[Figure data in JSON]

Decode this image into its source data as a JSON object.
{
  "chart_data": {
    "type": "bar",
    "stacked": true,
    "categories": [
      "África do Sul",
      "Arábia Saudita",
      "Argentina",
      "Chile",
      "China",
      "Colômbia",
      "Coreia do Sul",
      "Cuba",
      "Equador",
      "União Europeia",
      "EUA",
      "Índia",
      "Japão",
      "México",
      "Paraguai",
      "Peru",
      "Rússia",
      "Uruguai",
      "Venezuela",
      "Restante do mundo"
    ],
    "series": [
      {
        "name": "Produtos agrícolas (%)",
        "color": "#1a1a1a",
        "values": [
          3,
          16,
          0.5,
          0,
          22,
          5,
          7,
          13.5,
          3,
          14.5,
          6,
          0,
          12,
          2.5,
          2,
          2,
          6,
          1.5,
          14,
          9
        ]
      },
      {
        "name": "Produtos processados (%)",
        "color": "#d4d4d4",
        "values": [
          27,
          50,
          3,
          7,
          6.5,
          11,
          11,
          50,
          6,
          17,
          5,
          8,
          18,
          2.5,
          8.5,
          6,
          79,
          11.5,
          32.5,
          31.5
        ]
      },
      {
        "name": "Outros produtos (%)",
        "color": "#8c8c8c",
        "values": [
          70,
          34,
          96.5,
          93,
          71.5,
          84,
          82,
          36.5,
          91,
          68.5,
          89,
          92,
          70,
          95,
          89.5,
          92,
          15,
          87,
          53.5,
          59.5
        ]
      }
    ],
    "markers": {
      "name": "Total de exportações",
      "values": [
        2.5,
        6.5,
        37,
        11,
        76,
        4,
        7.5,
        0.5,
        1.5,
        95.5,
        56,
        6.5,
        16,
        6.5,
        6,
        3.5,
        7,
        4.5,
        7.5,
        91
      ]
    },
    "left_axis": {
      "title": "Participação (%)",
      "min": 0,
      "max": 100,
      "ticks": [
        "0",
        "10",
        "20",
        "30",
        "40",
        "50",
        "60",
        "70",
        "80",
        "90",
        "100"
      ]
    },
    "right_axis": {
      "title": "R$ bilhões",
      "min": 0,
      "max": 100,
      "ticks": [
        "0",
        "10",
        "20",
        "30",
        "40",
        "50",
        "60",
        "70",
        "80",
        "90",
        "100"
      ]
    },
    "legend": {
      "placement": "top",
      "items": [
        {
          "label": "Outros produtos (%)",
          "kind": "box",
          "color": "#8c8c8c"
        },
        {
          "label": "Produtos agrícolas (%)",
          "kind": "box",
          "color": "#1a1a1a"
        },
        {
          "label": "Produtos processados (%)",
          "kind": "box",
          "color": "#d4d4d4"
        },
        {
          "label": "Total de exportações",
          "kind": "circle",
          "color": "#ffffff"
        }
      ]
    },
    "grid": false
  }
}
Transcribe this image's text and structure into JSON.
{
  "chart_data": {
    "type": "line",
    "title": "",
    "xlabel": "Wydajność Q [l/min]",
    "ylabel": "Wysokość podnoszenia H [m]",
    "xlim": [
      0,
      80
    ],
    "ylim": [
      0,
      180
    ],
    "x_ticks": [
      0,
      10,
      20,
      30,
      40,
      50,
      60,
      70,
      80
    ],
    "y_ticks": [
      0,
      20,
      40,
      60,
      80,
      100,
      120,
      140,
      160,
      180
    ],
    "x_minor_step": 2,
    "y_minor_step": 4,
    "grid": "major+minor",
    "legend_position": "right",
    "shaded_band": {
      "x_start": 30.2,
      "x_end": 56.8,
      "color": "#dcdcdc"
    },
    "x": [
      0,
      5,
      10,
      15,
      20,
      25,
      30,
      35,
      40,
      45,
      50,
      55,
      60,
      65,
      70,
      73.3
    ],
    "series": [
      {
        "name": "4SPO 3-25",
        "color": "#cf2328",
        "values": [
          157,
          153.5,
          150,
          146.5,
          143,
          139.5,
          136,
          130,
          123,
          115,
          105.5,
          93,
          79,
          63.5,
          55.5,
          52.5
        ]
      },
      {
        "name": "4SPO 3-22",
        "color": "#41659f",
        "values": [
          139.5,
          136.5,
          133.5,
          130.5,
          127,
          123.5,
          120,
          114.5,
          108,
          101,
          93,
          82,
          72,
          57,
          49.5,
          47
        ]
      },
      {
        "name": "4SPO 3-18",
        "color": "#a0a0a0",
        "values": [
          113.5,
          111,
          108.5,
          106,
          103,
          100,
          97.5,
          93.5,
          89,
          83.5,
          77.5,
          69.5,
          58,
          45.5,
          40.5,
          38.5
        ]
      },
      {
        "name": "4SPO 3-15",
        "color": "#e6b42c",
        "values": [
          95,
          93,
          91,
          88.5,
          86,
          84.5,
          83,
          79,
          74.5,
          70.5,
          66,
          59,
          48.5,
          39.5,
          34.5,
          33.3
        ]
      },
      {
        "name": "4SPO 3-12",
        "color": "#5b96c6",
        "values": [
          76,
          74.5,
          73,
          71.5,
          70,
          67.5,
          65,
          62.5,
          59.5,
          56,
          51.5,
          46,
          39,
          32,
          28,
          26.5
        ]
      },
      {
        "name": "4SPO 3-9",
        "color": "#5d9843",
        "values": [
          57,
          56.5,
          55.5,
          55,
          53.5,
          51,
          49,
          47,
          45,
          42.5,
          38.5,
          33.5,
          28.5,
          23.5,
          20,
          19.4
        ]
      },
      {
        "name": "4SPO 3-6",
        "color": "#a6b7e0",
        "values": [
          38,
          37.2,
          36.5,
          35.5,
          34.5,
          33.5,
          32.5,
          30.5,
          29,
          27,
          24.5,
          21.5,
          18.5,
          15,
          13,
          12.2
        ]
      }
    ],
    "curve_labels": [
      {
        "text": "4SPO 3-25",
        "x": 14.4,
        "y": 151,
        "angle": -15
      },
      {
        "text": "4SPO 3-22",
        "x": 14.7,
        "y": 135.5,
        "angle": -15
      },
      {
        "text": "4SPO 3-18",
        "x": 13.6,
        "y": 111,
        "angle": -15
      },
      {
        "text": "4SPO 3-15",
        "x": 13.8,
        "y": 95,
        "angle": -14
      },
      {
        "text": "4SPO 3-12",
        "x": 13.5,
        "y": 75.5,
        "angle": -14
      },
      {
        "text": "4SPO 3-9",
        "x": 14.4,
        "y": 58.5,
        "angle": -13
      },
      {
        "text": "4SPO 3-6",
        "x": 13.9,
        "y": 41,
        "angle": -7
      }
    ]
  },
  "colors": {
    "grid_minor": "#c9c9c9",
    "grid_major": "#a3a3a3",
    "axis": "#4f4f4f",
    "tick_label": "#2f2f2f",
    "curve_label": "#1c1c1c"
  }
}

# Exercise brief
Copy each record from above without leaving any out.

# Answer for the task
Decode this image into its source data as a JSON object.
{
  "chart_data": {
    "type": "bar",
    "stacked": true,
    "categories": [
      "África do Sul",
      "Arábia Saudita",
      "Argentina",
      "Chile",
      "China",
      "Colômbia",
      "Coreia do Sul",
      "Cuba",
      "Equador",
      "União Europeia",
      "EUA",
      "Índia",
      "Japão",
      "México",
      "Paraguai",
      "Peru",
      "Rússia",
      "Uruguai",
      "Venezuela",
      "Restante do mundo"
    ],
    "series": [
      {
        "name": "Produtos agrícolas (%)",
        "color": "#1a1a1a",
        "values": [
          3,
          16,
          0.5,
          0,
          22,
          5,
          7,
          13.5,
          3,
          14.5,
          6,
          0,
          12,
          2.5,
          2,
          2,
          6,
          1.5,
          14,
          9
        ]
      },
      {
        "name": "Produtos processados (%)",
        "color": "#d4d4d4",
        "values": [
          27,
          50,
          3,
          7,
          6.5,
          11,
          11,
          50,
          6,
          17,
          5,
          8,
          18,
          2.5,
          8.5,
          6,
          79,
          11.5,
          32.5,
          31.5
        ]
      },
      {
        "name": "Outros produtos (%)",
        "color": "#8c8c8c",
        "values": [
          70,
          34,
          96.5,
          93,
          71.5,
          84,
          82,
          36.5,
          91,
          68.5,
          89,
          92,
          70,
          95,
          89.5,
          92,
          15,
          87,
          53.5,
          59.5
        ]
      }
    ],
    "markers": {
      "name": "Total de exportações",
      "values": [
        2.5,
        6.5,
        37,
        11,
        76,
        4,
        7.5,
        0.5,
        1.5,
        95.5,
        56,
        6.5,
        16,
        6.5,
        6,
        3.5,
        7,
        4.5,
        7.5,
        91
      ]
    },
    "left_axis": {
      "title": "Participação (%)",
      "min": 0,
      "max": 100,
      "ticks": [
        "0",
        "10",
        "20",
        "30",
        "40",
        "50",
        "60",
        "70",
        "80",
        "90",
        "100"
      ]
    },
    "right_axis": {
      "title": "R$ bilhões",
      "min": 0,
      "max": 100,
      "ticks": [
        "0",
        "10",
        "20",
        "30",
        "40",
        "50",
        "60",
        "70",
        "80",
        "90",
        "100"
      ]
    },
    "legend": {
      "placement": "top",
      "items": [
        {
          "label": "Outros produtos (%)",
          "kind": "box",
          "color": "#8c8c8c"
        },
        {
          "label": "Produtos agrícolas (%)",
          "kind": "box",
          "color": "#1a1a1a"
        },
        {
          "label": "Produtos processados (%)",
          "kind": "box",
          "color": "#d4d4d4"
        },
        {
          "label": "Total de exportações",
          "kind": "circle",
          "color": "#ffffff"
        }
      ]
    },
    "grid": false
  }
}
Transcribe this image's text and structure into JSON.
{
  "chart_data": {
    "type": "line",
    "title": "",
    "xlabel": "Wydajność Q [l/min]",
    "ylabel": "Wysokość podnoszenia H [m]",
    "xlim": [
      0,
      80
    ],
    "ylim": [
      0,
      180
    ],
    "x_ticks": [
      0,
      10,
      20,
      30,
      40,
      50,
      60,
      70,
      80
    ],
    "y_ticks": [
      0,
      20,
      40,
      60,
      80,
      100,
      120,
      140,
      160,
      180
    ],
    "x_minor_step": 2,
    "y_minor_step": 4,
    "grid": "major+minor",
    "legend_position": "right",
    "shaded_band": {
      "x_start": 30.2,
      "x_end": 56.8,
      "color": "#dcdcdc"
    },
    "x": [
      0,
      5,
      10,
      15,
      20,
      25,
      30,
      35,
      40,
      45,
      50,
      55,
      60,
      65,
      70,
      73.3
    ],
    "series": [
      {
        "name": "4SPO 3-25",
        "color": "#cf2328",
        "values": [
          157,
          153.5,
          150,
          146.5,
          143,
          139.5,
          136,
          130,
          123,
          115,
          105.5,
          93,
          79,
          63.5,
          55.5,
          52.5
        ]
      },
      {
        "name": "4SPO 3-22",
        "color": "#41659f",
        "values": [
          139.5,
          136.5,
          133.5,
          130.5,
          127,
          123.5,
          120,
          114.5,
          108,
          101,
          93,
          82,
          72,
          57,
          49.5,
          47
        ]
      },
      {
        "name": "4SPO 3-18",
        "color": "#a0a0a0",
        "values": [
          113.5,
          111,
          108.5,
          106,
          103,
          100,
          97.5,
          93.5,
          89,
          83.5,
          77.5,
          69.5,
          58,
          45.5,
          40.5,
          38.5
        ]
      },
      {
        "name": "4SPO 3-15",
        "color": "#e6b42c",
        "values": [
          95,
          93,
          91,
          88.5,
          86,
          84.5,
          83,
          79,
          74.5,
          70.5,
          66,
          59,
          48.5,
          39.5,
          34.5,
          33.3
        ]
      },
      {
        "name": "4SPO 3-12",
        "color": "#5b96c6",
        "values": [
          76,
          74.5,
          73,
          71.5,
          70,
          67.5,
          65,
          62.5,
          59.5,
          56,
          51.5,
          46,
          39,
          32,
          28,
          26.5
        ]
      },
      {
        "name": "4SPO 3-9",
        "color": "#5d9843",
        "values": [
          57,
          56.5,
          55.5,
          55,
          53.5,
          51,
          49,
          47,
          45,
          42.5,
          38.5,
          33.5,
          28.5,
          23.5,
          20,
          19.4
        ]
      },
      {
        "name": "4SPO 3-6",
        "color": "#a6b7e0",
        "values": [
          38,
          37.2,
          36.5,
          35.5,
          34.5,
          33.5,
          32.5,
          30.5,
          29,
          27,
          24.5,
          21.5,
          18.5,
          15,
          13,
          12.2
        ]
      }
    ],
    "curve_labels": [
      {
        "text": "4SPO 3-25",
        "x": 14.4,
        "y": 151,
        "angle": -15
      },
      {
        "text": "4SPO 3-22",
        "x": 14.7,
        "y": 135.5,
        "angle": -15
      },
      {
        "text": "4SPO 3-18",
        "x": 13.6,
        "y": 111,
        "angle": -15
      },
      {
        "text": "4SPO 3-15",
        "x": 13.8,
        "y": 95,
        "angle": -14
      },
      {
        "text": "4SPO 3-12",
        "x": 13.5,
        "y": 75.5,
        "angle": -14
      },
      {
        "text": "4SPO 3-9",
        "x": 14.4,
        "y": 58.5,
        "angle": -13
      },
      {
        "text": "4SPO 3-6",
        "x": 13.9,
        "y": 41,
        "angle": -7
      }
    ]
  },
  "colors": {
    "grid_minor": "#c9c9c9",
    "grid_major": "#a3a3a3",
    "axis": "#4f4f4f",
    "tick_label": "#2f2f2f",
    "curve_label": "#1c1c1c"
  }
}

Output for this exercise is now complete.